■ **Problem statement**: Give the number of lines in the records below that include "Śruby". Reply with that number alone.
+===+
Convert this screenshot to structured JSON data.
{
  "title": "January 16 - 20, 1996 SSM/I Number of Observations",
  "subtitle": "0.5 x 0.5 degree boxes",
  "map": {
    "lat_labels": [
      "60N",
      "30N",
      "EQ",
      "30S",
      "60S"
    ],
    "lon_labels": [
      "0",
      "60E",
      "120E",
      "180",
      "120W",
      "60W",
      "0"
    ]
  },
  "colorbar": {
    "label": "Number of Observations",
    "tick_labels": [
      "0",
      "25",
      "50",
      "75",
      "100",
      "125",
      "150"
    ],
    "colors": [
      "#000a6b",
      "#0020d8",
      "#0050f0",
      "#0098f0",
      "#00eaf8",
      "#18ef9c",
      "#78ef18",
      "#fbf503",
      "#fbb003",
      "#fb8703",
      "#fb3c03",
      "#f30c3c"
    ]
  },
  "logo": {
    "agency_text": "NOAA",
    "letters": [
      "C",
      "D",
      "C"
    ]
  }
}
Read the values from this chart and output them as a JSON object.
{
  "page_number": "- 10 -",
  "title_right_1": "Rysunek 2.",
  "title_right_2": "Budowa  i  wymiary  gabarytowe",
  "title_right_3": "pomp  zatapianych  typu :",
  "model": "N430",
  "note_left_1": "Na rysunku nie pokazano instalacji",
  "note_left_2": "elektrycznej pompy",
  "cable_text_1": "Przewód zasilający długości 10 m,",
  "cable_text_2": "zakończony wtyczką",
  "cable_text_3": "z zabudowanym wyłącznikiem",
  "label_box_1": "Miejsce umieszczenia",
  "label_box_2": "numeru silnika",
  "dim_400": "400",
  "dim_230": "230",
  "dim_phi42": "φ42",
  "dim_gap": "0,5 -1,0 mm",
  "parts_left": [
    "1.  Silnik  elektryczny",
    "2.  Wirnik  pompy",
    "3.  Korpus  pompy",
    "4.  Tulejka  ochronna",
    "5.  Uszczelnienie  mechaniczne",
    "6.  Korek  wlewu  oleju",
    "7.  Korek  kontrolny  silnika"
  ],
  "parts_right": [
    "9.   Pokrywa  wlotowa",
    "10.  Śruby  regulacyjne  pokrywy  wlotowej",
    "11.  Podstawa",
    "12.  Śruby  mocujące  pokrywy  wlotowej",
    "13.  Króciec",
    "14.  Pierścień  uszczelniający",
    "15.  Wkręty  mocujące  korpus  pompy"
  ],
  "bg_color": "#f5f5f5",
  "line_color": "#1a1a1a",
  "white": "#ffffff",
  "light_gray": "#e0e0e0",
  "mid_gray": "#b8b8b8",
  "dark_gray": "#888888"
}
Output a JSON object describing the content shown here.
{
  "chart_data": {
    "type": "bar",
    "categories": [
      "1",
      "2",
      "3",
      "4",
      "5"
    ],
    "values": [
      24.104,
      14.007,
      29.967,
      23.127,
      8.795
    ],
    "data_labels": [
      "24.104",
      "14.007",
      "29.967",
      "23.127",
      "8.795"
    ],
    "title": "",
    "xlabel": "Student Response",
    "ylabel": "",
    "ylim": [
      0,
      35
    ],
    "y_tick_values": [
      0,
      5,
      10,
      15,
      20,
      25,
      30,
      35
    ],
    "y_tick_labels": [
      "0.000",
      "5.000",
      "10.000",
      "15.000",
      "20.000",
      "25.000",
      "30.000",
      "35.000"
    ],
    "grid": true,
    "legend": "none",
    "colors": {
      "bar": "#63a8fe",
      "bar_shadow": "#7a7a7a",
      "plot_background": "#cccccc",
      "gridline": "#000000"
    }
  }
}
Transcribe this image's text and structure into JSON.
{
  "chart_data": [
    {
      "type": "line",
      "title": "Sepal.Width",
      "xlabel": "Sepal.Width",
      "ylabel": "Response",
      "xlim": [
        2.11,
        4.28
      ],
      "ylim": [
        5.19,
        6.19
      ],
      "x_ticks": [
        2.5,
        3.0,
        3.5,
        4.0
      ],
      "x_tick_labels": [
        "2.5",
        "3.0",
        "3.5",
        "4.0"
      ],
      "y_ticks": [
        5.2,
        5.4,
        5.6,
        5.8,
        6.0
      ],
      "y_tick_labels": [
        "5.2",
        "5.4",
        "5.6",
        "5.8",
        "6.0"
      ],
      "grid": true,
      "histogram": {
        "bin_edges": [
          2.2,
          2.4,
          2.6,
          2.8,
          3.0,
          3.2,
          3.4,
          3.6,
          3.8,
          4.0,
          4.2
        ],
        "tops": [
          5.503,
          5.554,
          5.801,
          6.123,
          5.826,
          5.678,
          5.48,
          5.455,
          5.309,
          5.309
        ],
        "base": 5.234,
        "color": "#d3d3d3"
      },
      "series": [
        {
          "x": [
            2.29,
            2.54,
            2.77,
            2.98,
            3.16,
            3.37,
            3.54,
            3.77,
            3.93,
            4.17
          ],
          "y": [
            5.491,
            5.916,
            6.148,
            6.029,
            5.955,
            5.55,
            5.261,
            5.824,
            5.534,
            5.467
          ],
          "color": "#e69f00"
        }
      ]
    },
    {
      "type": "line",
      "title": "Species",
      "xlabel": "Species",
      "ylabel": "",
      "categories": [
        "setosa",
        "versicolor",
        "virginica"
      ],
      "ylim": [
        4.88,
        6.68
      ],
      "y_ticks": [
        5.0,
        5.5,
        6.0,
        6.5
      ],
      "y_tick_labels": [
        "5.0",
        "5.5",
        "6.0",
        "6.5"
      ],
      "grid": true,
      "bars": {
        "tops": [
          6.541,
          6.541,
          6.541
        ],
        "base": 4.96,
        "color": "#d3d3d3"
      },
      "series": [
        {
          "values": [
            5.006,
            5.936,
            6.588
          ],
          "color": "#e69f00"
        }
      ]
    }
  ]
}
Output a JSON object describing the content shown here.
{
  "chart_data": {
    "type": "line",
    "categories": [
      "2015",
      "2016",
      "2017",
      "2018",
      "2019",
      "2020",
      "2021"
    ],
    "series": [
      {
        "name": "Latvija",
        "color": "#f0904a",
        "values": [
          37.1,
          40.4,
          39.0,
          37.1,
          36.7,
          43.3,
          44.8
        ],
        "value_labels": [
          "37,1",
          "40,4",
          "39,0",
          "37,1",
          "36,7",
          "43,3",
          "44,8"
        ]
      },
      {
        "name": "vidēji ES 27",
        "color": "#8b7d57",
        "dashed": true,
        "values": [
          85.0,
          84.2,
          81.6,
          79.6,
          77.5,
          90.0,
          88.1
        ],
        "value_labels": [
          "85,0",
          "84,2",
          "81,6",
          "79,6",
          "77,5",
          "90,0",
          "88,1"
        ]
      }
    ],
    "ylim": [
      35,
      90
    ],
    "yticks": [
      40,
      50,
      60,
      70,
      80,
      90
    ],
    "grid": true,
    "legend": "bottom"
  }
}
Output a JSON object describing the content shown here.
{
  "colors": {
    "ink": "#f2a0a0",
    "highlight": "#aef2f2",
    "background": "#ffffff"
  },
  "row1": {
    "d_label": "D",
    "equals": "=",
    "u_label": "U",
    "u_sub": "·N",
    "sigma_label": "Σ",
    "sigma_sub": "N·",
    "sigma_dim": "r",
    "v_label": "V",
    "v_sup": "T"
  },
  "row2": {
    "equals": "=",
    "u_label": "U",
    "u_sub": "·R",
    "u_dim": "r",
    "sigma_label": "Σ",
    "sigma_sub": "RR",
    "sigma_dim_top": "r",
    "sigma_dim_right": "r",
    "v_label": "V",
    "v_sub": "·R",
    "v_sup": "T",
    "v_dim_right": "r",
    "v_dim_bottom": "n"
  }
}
+===+
■ **Written solution**: 2